It's just simple math that needs to be applied to the following hypothetical snowblower impeller:
Let's say a rotating steel impeller has a radius of 6". The circumference of the circle made by the outer edge of this rotating impeller = 2 X 6" X 3.14 = 37.68". At 4000 engine rpm, the impeller probably has a slower rpm, so let's say it's 500 rpm. The speed of the outer edge of the steel impeller is then calculated to be 37.68" X 500 rpm = 18,840 inches per minute.

If you add an impeller kit, the added piece of rubber (attached to the steel impeller) may stick out 0.5" beyond the outer edge of the steel impeller. The circumference of the circle made by the outer edge of the rotating rubber = 2 X 6.5" X 3.14 = 40.82". The speed of the outer edge of the rubber is then calculated to be 40.82" X 500 rpm = 20,410 inches per minute, which is 8% faster than the pre-impeller kit speed of the outer edge of the steel impeller. 

If the modified impeller (with kit installed) now travels at a faster outer edge speed than the pre-modified impeller, at the same 500 rpm, the snow should be blown farther. I've seen some people comment that the added weight of the impeller kit should slow down the impeller's (engine's) rpm, but the engine's governor senses the engine speed slowing down, and then opens the throttle a bit to bring in more fuel, and the rpm goes back to the set rpm, but the engine will burn a bit more fuel in the process. 

By installing the impeller kit, the more you close the gap between the outer edge of the impeller and the impeller housing, the better the impeller kit should improve throwing distance.


----------



## bcjm (May 29, 2015)

I am not convinced that better throwing is due to the speed increase of the impeller tip. If you have something so small that always leave the impeller from the tip then yes. But you have a huge snow mass the is filled in the paddle area. They all leave the impeller at the same time. The speed of the mass can not be calculated based on the speed of the tip.


----------



## bcjm (May 29, 2015)

Also, the body of the impeller housing does not change. Everything is against the housing before going into the chute. They should have the same speed.

Imagine you have a tennis ball thrown by the paddle going into the chute. The ball is against the housing no matter how close the paddle is to the wall.


----------



## E350 (Apr 21, 2015)

Dudes, seriously, it is likely more like an air/water pump with the impeller/housing seal modification than it is without it.

Which would explain why a taller chute would throw farther.

Just like a longer barrel increases rather than reduces the velocity and thus the range of a bullet. (A bullet is also propelled by air.)

I guess the empirical way to test this theory would be to put an airplane telltale wind sock over the chute and run it dry, both before and after installation of the impeller/housing seal.


----------



## bcjm (May 29, 2015)

Air pump/water pump/gun barrel are all in a seal chamber. The chamber pressure and the time it can push the bullets determine the distance. The snow on the hand is open to the atmosphere, pressure does not (or very little) play a role here.

Stored items from a collection

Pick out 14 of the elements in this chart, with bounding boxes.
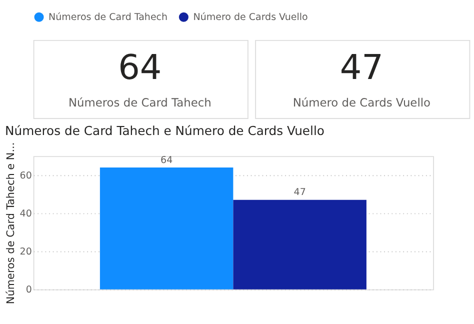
y-tick-label: 0 <box>26 284 32 296</box>
data-label: 47 <box>294 187 306 198</box>
y-tick-label: 20 <box>20 246 32 258</box>
data-label: 64 <box>160 154 173 166</box>
category-label: Número de Cards Vuello <box>292 96 431 110</box>
legend-label: Número de Cards Vuello <box>193 12 308 23</box>
chart-title: Números de Card Tahech e Número de Cards Vuello <box>5 124 324 138</box>
y-axis-title: Números de Card Tahech e N... <box>5 142 18 304</box>
data-label: 64 <box>118 48 162 88</box>
y-tick-label: 60 <box>20 170 32 182</box>
y-tick-label: 40 <box>20 208 32 220</box>
legend-label: Números de Card Tahech <box>48 12 168 23</box>
data-label: 47 <box>340 48 384 88</box>
category-label: Números de Card Tahech <box>68 96 212 110</box>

▸ **PROBLEM**
From the snowblower impeller discussion, extract everything from "Also, the body" down to "is without it.", word for word.

▸ **RESULT**
Also, the body of the impeller housing does not change. Everything is against the housing before going into the chute. They should have the same speed.

Imagine you have a tennis ball thrown by the paddle going into the chute. The ball is against the housing no matter how close the paddle is to the wall.


----------



## E350 (Apr 21, 2015)

Dudes, seriously, it is likely more like an air/water pump with the impeller/housing seal modification than it is without it.